● Exercise task:
Extract precisely the lines that run from the line containing "Serialize everything readable" to the end of the records below, with both ends included and pictures omitted.

(Dataset entries on figures)
........
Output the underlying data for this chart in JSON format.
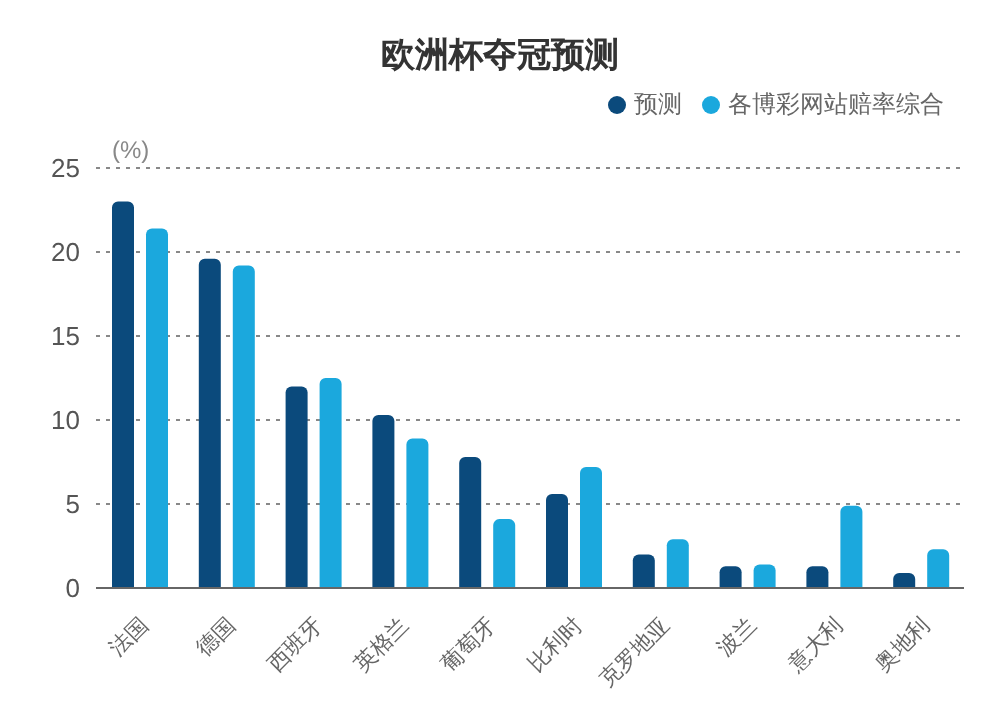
{
  "chart_data": {
    "type": "bar",
    "title": "欧洲杯夺冠预测",
    "ylabel": "(%)",
    "categories": [
      "法国",
      "德国",
      "西班牙",
      "英格兰",
      "葡萄牙",
      "比利时",
      "克罗地亚",
      "波兰",
      "意大利",
      "奥地利"
    ],
    "series": [
      {
        "name": "预测",
        "color": "#0b4a7c",
        "values": [
          23.0,
          19.6,
          12.0,
          10.3,
          7.8,
          5.6,
          2.0,
          1.3,
          1.3,
          0.9
        ]
      },
      {
        "name": "各博彩网站赔率综合",
        "color": "#1ba8dd",
        "values": [
          21.4,
          19.2,
          12.5,
          8.9,
          4.1,
          7.2,
          2.9,
          1.4,
          4.9,
          2.3
        ]
      }
    ],
    "ylim": [
      0,
      25
    ],
    "yticks": [
      0,
      5,
      10,
      15,
      20,
      25
    ],
    "grid": "y",
    "legend": "top right"
  }
}
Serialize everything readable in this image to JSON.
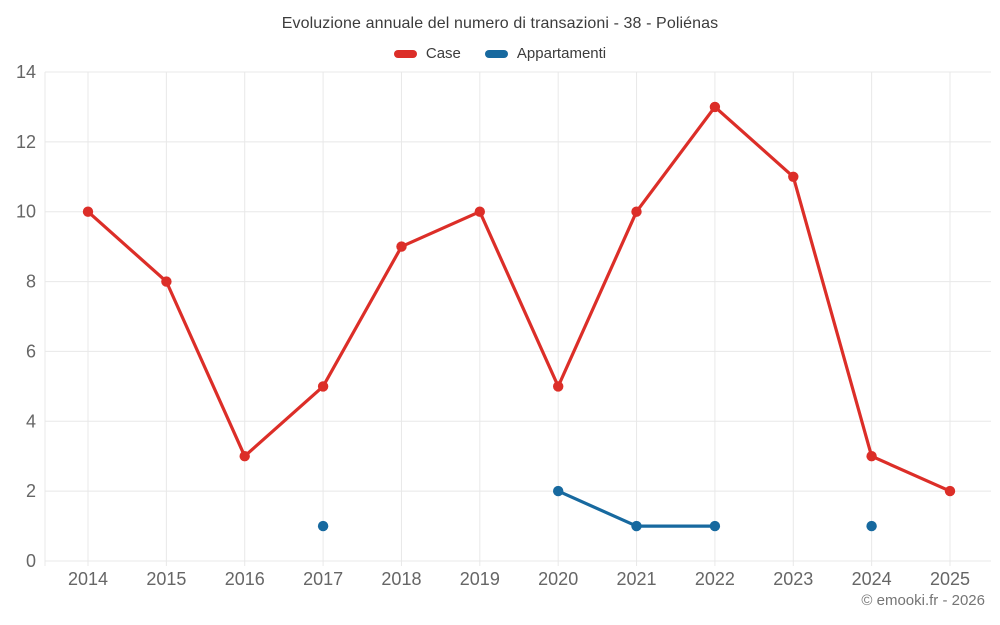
{
  "page": {
    "title": "Evoluzione annuale del numero di transazioni - 38 - Poliénas",
    "footer": "© emooki.fr - 2026"
  },
  "colors": {
    "case_red": "#dc2e28",
    "appartamenti_blue": "#17699f",
    "grid": "#e8e8e8",
    "axis_text": "#666666",
    "title_text": "#3c3c3c",
    "footer_text": "#757575",
    "background": "#ffffff"
  },
  "chart_data": {
    "type": "line",
    "title": "Evoluzione annuale del numero di transazioni - 38 - Poliénas",
    "categories": [
      "2014",
      "2015",
      "2016",
      "2017",
      "2018",
      "2019",
      "2020",
      "2021",
      "2022",
      "2023",
      "2024",
      "2025"
    ],
    "series": [
      {
        "name": "Case",
        "color": "#dc2e28",
        "values": [
          10,
          8,
          3,
          5,
          9,
          10,
          5,
          10,
          13,
          11,
          3,
          2
        ]
      },
      {
        "name": "Appartamenti",
        "color": "#17699f",
        "values": [
          null,
          null,
          null,
          1,
          null,
          null,
          2,
          1,
          1,
          null,
          1,
          null
        ]
      }
    ],
    "xlabel": "",
    "ylabel": "",
    "ylim": [
      0,
      14
    ],
    "yticks": [
      0,
      2,
      4,
      6,
      8,
      10,
      12,
      14
    ],
    "grid": true,
    "legend_position": "top"
  }
}
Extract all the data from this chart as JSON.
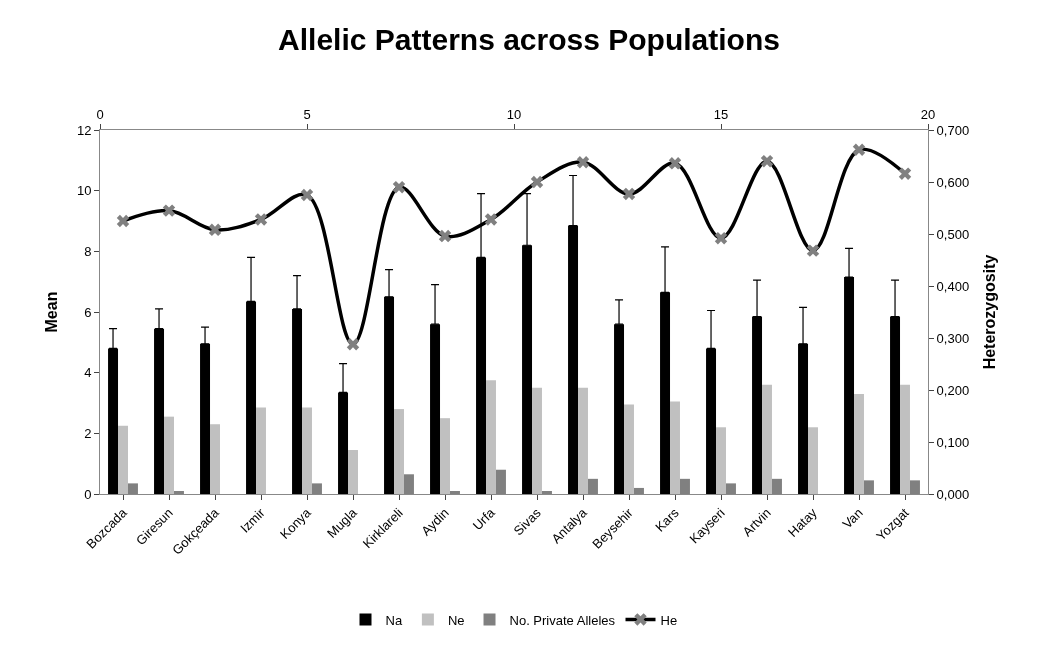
........
● Exercise result:
Serialize everything readable in this image to JSON.
{
  "page": {
    "title": "Evoluzione annuale del numero di transazioni - 38 - Poliénas",
    "footer": "© emooki.fr - 2026"
  },
  "colors": {
    "case_red": "#dc2e28",
    "appartamenti_blue": "#17699f",
    "grid": "#e8e8e8",
    "axis_text": "#666666",
    "title_text": "#3c3c3c",
    "footer_text": "#757575",
    "background": "#ffffff"
  },
  "chart_data": {
    "type": "line",
    "title": "Evoluzione annuale del numero di transazioni - 38 - Poliénas",
    "categories": [
      "2014",
      "2015",
      "2016",
      "2017",
      "2018",
      "2019",
      "2020",
      "2021",
      "2022",
      "2023",
      "2024",
      "2025"
    ],
    "series": [
      {
        "name": "Case",
        "color": "#dc2e28",
        "values": [
          10,
          8,
          3,
          5,
          9,
          10,
          5,
          10,
          13,
          11,
          3,
          2
        ]
      },
      {
        "name": "Appartamenti",
        "color": "#17699f",
        "values": [
          null,
          null,
          null,
          1,
          null,
          null,
          2,
          1,
          1,
          null,
          1,
          null
        ]
      }
    ],
    "xlabel": "",
    "ylabel": "",
    "ylim": [
      0,
      14
    ],
    "yticks": [
      0,
      2,
      4,
      6,
      8,
      10,
      12,
      14
    ],
    "grid": true,
    "legend_position": "top"
  }
}
Extract all the data from this chart as JSON.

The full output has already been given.